[DATA TO USE]
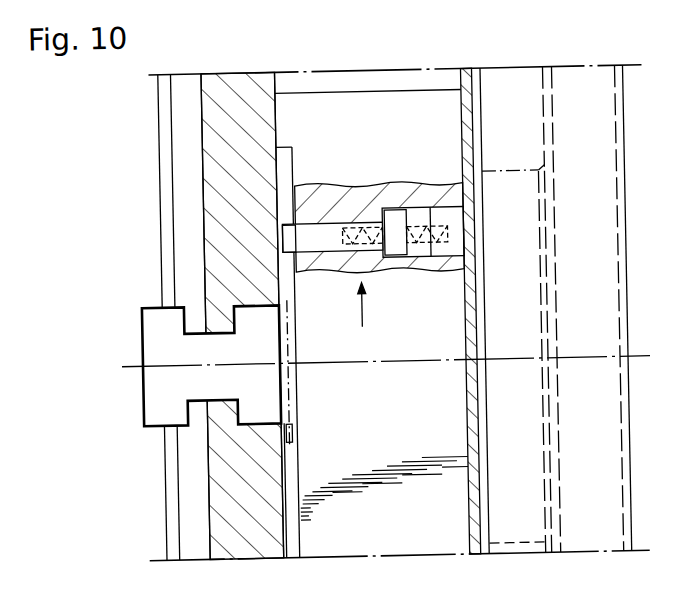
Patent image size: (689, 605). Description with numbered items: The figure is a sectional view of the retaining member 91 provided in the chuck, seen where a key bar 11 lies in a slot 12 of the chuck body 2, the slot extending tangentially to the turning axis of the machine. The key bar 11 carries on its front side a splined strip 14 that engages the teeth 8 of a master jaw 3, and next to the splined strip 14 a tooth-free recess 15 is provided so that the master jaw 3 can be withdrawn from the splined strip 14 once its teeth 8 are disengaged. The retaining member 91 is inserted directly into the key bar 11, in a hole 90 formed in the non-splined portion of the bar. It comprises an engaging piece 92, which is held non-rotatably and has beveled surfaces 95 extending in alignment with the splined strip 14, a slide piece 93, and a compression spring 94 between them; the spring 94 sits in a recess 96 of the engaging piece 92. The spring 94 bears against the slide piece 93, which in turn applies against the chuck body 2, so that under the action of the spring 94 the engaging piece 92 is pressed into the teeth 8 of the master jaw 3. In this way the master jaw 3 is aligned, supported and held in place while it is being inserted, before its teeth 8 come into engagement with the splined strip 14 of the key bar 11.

The chuck body 2 is at (467, 387).
The master jaw 3 is at (161, 325).
The teeth 8 is at (290, 398).
The key bar 11 is at (373, 108).
The slot 12 is at (467, 125).
The splined strip 14 is at (294, 433).
The tooth-free recess 15 is at (292, 167).
The hole 90 is at (429, 254).
The retaining member 91 is at (365, 316).
The engaging piece 92 is at (312, 243).
The slide piece 93 is at (460, 221).
The compression spring 94 is at (414, 238).
The beveled surfaces 95 is at (287, 235).
The recess 96 is at (369, 238).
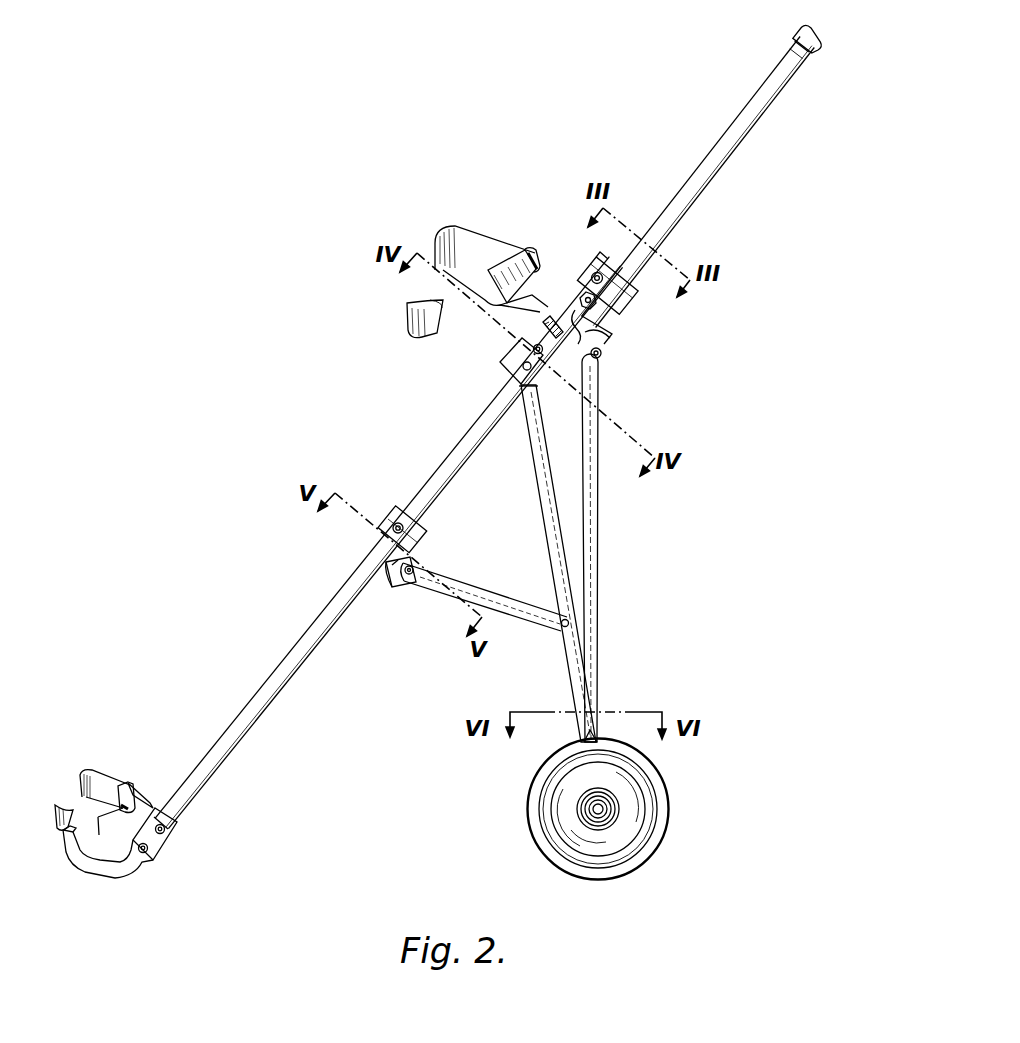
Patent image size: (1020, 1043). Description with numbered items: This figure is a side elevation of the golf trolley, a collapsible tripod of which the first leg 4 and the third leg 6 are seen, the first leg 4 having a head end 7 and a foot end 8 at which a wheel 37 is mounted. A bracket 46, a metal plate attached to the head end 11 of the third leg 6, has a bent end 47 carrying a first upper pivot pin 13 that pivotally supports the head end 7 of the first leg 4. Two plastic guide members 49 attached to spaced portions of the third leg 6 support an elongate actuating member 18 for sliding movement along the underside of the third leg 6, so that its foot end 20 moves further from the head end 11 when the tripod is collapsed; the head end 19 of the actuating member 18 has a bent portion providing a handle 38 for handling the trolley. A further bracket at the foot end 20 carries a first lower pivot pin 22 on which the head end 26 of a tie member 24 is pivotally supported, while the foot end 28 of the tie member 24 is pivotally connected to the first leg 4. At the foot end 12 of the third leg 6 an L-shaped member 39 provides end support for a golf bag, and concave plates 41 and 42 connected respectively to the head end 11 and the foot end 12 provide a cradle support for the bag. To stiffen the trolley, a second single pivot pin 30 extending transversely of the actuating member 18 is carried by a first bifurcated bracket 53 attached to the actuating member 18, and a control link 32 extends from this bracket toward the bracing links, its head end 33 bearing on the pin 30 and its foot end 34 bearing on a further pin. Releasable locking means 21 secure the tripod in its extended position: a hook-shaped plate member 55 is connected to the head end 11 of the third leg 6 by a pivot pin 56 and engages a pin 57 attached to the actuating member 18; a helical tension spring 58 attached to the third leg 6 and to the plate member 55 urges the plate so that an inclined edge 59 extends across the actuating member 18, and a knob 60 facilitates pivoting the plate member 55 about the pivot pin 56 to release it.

The first leg 4 is at (548, 509).
The third leg 6 is at (320, 617).
The head end of the first leg 7 is at (542, 389).
The foot end of the first leg 8 is at (550, 737).
The head end of the third leg 11 is at (603, 258).
The foot end of the third leg 12 is at (178, 822).
The first upper pivot pin 13 is at (512, 360).
The actuating member 18 is at (705, 210).
The head end of the actuating member 19 is at (782, 62).
The foot end of the actuating member 20 is at (388, 565).
The releasable locking means 21 is at (536, 314).
The first lower pivot pin 22 is at (405, 578).
The tie member 24 is at (488, 597).
The head end of the tie member 26 is at (412, 585).
The foot end of the tie member 28 is at (561, 628).
The second single pivot pin 30 is at (605, 360).
The control link 32 is at (600, 487).
The head end of the control link 33 is at (606, 372).
The foot end of the control link 34 is at (597, 692).
The wheel 37 is at (528, 820).
The handle 38 is at (795, 33).
The L-shaped member 39 is at (115, 872).
The concave plate 41 is at (508, 255).
The concave plate 42 is at (138, 781).
The bracket 46 is at (532, 350).
The bent end of the bracket 47 is at (522, 372).
The guide member 49 is at (630, 290).
The first bifurcated bracket 53 is at (605, 352).
The hook-shaped plate member 55 is at (567, 305).
The pivot pin 56 is at (560, 290).
The pin 57 is at (605, 332).
The helical tension spring 58 is at (553, 325).
The inclined edge 59 is at (570, 384).
The knob 60 is at (600, 303).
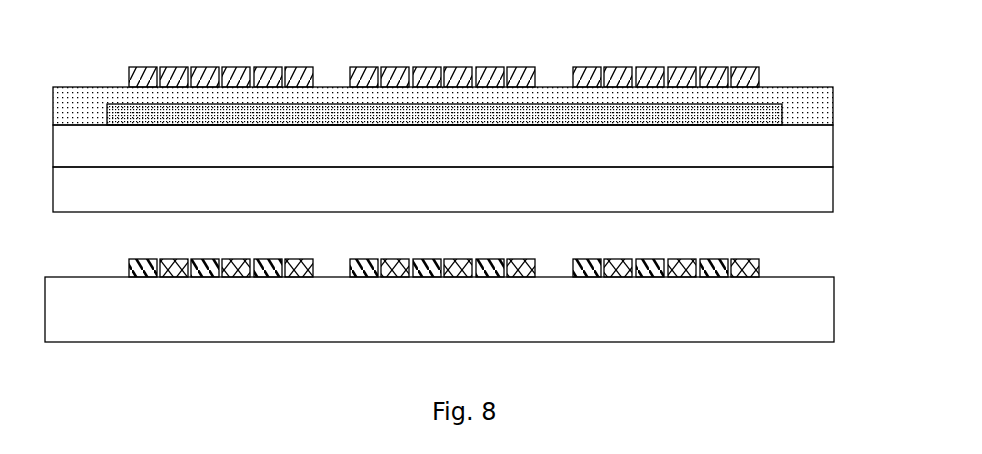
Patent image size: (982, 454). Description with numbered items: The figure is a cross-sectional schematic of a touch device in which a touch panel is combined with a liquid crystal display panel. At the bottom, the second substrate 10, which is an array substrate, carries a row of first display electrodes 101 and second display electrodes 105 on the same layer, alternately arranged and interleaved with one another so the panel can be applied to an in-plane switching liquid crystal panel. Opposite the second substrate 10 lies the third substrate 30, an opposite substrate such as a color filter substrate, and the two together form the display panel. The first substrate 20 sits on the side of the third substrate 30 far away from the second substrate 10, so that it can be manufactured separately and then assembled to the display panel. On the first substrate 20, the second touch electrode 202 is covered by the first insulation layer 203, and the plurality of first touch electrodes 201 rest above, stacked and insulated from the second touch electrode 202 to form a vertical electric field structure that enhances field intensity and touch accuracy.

The second substrate 10 is at (817, 313).
The first display electrode 101 is at (592, 275).
The second display electrode 105 is at (462, 275).
The first substrate 20 is at (815, 148).
The third substrate 30 is at (823, 180).
The first touch electrode 201 is at (298, 67).
The second touch electrode 202 is at (568, 112).
The first insulation layer 203 is at (113, 95).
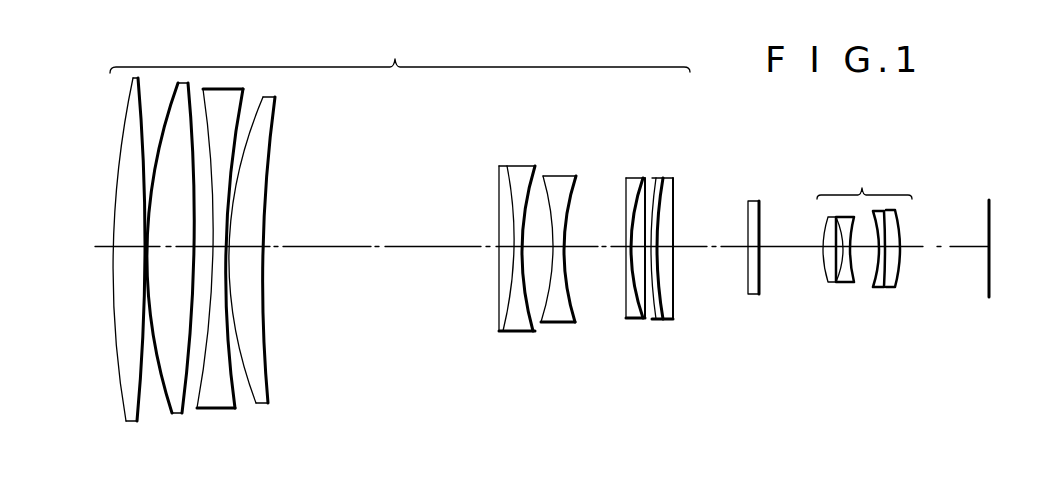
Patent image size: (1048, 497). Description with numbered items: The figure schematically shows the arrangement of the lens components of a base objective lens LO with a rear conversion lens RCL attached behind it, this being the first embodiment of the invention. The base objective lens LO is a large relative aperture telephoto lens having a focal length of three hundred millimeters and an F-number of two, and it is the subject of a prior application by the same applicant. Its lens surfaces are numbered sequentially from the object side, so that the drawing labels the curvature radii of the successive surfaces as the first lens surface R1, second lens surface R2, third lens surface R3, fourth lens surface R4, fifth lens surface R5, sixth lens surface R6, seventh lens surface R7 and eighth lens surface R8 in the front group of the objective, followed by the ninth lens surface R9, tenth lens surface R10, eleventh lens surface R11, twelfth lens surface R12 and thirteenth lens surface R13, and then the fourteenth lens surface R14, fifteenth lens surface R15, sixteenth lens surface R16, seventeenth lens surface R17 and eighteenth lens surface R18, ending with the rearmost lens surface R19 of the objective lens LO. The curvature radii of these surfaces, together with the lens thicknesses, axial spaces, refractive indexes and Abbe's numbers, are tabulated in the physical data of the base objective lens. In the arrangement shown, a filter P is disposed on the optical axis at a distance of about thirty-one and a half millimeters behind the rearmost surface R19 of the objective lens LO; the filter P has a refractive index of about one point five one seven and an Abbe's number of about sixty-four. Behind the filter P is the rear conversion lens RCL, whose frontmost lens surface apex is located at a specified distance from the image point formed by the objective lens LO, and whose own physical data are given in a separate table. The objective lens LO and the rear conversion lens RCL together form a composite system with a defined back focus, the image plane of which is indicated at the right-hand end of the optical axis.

The first lens surface R1 is at (119, 400).
The second lens surface R2 is at (137, 412).
The third lens surface R3 is at (172, 410).
The fourth lens surface R4 is at (183, 412).
The fifth lens surface R5 is at (199, 405).
The sixth lens surface R6 is at (235, 398).
The seventh lens surface R7 is at (259, 398).
The eighth lens surface R8 is at (266, 378).
The ninth lens surface R9 is at (497, 312).
The tenth lens surface R10 is at (502, 323).
The eleventh lens surface R11 is at (528, 318).
The twelfth lens surface R12 is at (545, 322).
The thirteenth lens surface R13 is at (575, 318).
The fourteenth lens surface R14 is at (625, 313).
The fifteenth lens surface R15 is at (638, 318).
The sixteenth lens surface R16 is at (650, 318).
The seventeenth lens surface R17 is at (667, 316).
The eighteenth lens surface R18 is at (665, 296).
The rearmost lens surface R19 is at (672, 281).
The base objective lens LO is at (394, 242).
The filter P is at (750, 200).
The rear conversion lens RCL is at (864, 223).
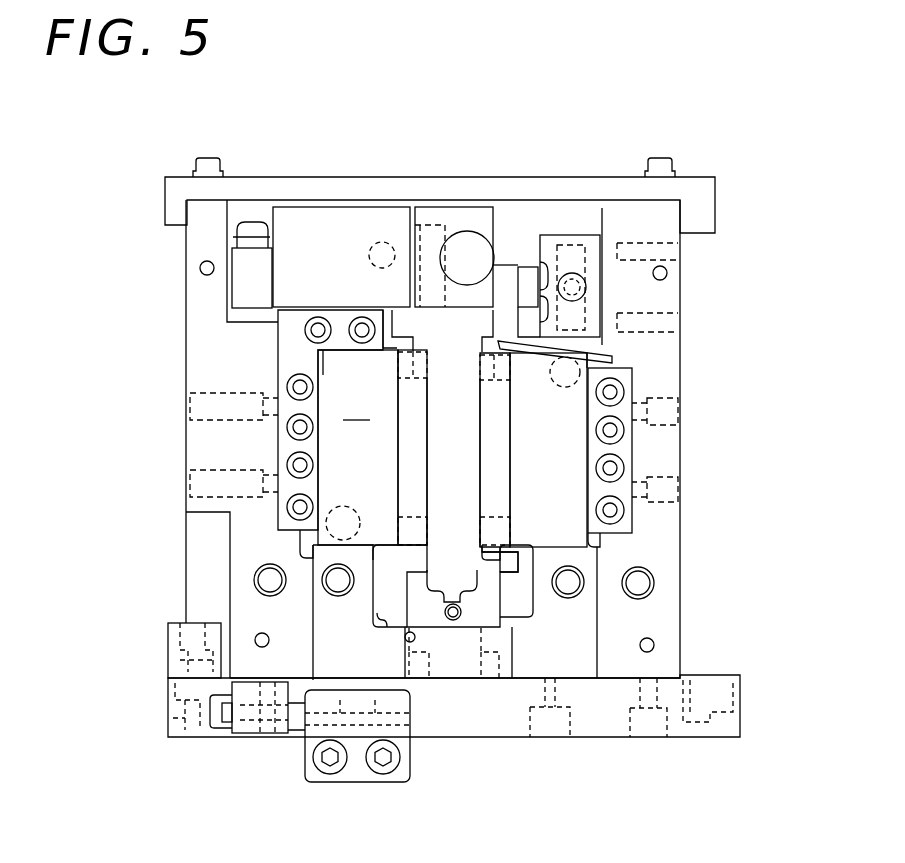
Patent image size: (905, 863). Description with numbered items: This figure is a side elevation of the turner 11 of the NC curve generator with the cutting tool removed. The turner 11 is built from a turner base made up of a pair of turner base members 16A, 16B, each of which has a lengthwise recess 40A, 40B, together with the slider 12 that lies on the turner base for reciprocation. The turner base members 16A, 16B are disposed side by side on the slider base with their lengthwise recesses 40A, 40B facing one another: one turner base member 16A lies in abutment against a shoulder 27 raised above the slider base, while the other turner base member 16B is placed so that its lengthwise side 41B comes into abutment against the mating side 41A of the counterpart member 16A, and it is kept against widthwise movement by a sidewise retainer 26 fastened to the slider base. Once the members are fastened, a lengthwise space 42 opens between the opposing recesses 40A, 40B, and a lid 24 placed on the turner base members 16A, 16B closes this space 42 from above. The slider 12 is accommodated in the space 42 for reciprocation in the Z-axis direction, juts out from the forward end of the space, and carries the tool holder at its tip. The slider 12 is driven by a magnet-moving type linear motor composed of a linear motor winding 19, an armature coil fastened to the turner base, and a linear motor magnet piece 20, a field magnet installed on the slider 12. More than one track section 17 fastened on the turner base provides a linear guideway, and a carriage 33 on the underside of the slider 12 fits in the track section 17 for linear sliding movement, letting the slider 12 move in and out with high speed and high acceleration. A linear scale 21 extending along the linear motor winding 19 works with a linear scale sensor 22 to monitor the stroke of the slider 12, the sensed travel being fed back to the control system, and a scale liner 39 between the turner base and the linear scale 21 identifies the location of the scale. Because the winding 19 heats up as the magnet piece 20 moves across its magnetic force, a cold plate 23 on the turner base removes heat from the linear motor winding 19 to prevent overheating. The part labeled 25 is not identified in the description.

The turner 11 is at (612, 168).
The slider 12 is at (458, 425).
The turner base member 16A is at (625, 620).
The turner base member 16B is at (245, 540).
The track section 17 is at (546, 250).
The linear motor winding 19 is at (550, 452).
The linear motor magnet piece 20 is at (408, 453).
The linear scale 21 is at (323, 232).
The linear scale sensor 22 is at (465, 218).
The cold plate 23 is at (287, 383).
The lid 24 is at (370, 185).
The leaf spring 25 is at (613, 353).
The sidewise retainer 26 is at (168, 622).
The shoulder 27 is at (683, 665).
The carriage 33 is at (530, 283).
The scale liner 39 is at (248, 264).
The lengthwise recess 40A is at (530, 605).
The lengthwise recess 40B is at (315, 547).
The mating side 41A is at (407, 658).
The lengthwise side 41B is at (410, 637).
The lengthwise space 42 is at (507, 577).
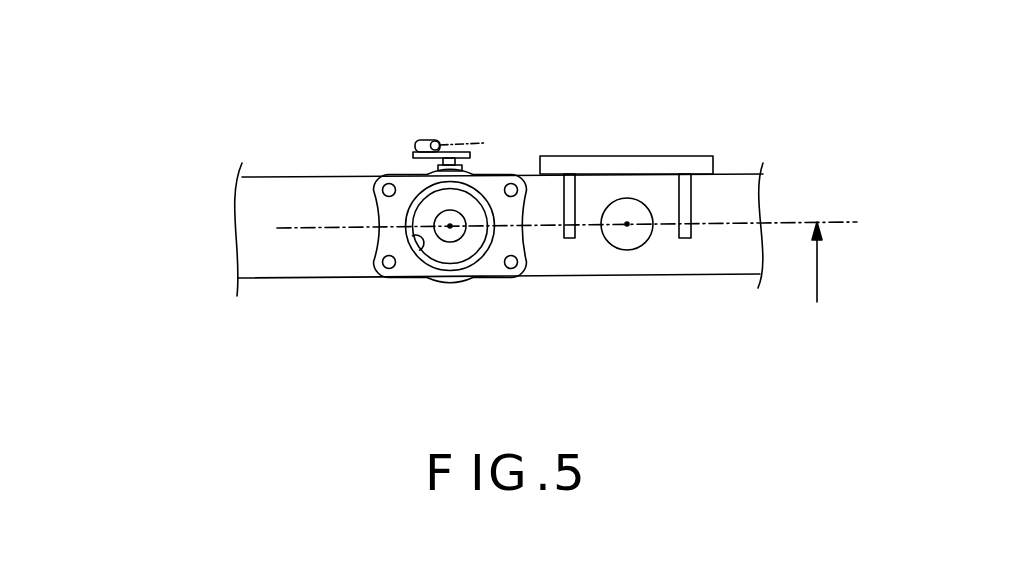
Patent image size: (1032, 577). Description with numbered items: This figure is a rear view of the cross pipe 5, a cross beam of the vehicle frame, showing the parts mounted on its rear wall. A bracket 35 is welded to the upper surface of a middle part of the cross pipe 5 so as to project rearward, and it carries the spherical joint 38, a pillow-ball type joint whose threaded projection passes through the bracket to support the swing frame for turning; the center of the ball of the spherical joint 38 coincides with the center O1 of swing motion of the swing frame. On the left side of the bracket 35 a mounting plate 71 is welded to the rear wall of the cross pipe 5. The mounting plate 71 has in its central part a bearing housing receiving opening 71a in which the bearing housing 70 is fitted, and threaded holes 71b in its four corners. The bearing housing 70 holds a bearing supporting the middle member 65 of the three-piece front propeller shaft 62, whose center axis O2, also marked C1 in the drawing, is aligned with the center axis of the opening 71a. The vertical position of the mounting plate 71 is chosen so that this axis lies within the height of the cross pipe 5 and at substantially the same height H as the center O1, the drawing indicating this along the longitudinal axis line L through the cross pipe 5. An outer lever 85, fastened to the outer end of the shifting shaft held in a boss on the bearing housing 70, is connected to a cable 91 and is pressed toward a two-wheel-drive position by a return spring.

The cross pipe 5 is at (263, 280).
The bracket 35 is at (626, 168).
The spherical joint 38 is at (638, 248).
The front propeller shaft 62 is at (386, 154).
The middle member 65 is at (440, 212).
The bearing housing 70 is at (480, 217).
The mounting plate 71 is at (422, 280).
The bearing housing receiving opening 71a is at (418, 240).
The threaded holes 71b is at (383, 184).
The outer lever 85 is at (462, 151).
The cable 91 is at (485, 142).
The pipe axis L is at (307, 227).
The height H is at (828, 262).
The center of swing motion O1 is at (627, 224).
The center axis of the middle member O2 is at (450, 228).
The flange center C1 is at (494, 283).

[PROBLEM REQUIREMENTS] Gather every line of the data above that contains the string "link", and list each one in full.

[ANSWER TO THE PROBLEM]
Patent image size: (1020, 1043). Description with numbered items: This figure is a side elevation of the golf trolley, a collapsible tripod of which the first leg 4 and the third leg 6 are seen, the first leg 4 having a head end 7 and a foot end 8 at which a wheel 37 is mounted. A bracket 46, a metal plate attached to the head end 11 of the third leg 6, has a bent end 47 carrying a first upper pivot pin 13 that pivotally supports the head end 7 of the first leg 4. Two plastic guide members 49 attached to spaced portions of the third leg 6 support an elongate actuating member 18 for sliding movement along the underside of the third leg 6, so that its foot end 20 moves further from the head end 11 when the tripod is collapsed; the head end 19 of the actuating member 18 has a bent portion providing a handle 38 for handling the trolley. A further bracket at the foot end 20 carries a first lower pivot pin 22 on which the head end 26 of a tie member 24 is pivotally supported, while the foot end 28 of the tie member 24 is pivotally connected to the first leg 4. At the foot end 12 of the third leg 6 an L-shaped member 39 provides end support for a golf bag, and concave plates 41 and 42 connected respectively to the head end 11 and the foot end 12 provide a cradle support for the bag. To stiffen the trolley, a second single pivot pin 30 extending transversely of the actuating member 18 is carried by a first bifurcated bracket 53 attached to the actuating member 18, and a control link 32 extends from this bracket toward the bracing links, its head end 33 bearing on the pin 30 and its foot end 34 bearing on a further pin. Releasable locking means 21 secure the tripod in its extended position: a hook-shaped plate member 55 is connected to the head end 11 of the third leg 6 by a pivot pin 56 and engages a pin 57 attached to the actuating member 18; a helical tension spring 58 attached to the third leg 6 and to the plate member 55 urges the plate so that an inclined edge 59 extends across the actuating member 18, and a knob 60 facilitates pivoting the plate member 55 about the pivot pin 56 to release it.
The control link 32 is at (600, 487).
The head end of the control link 33 is at (606, 372).
The foot end of the control link 34 is at (597, 692).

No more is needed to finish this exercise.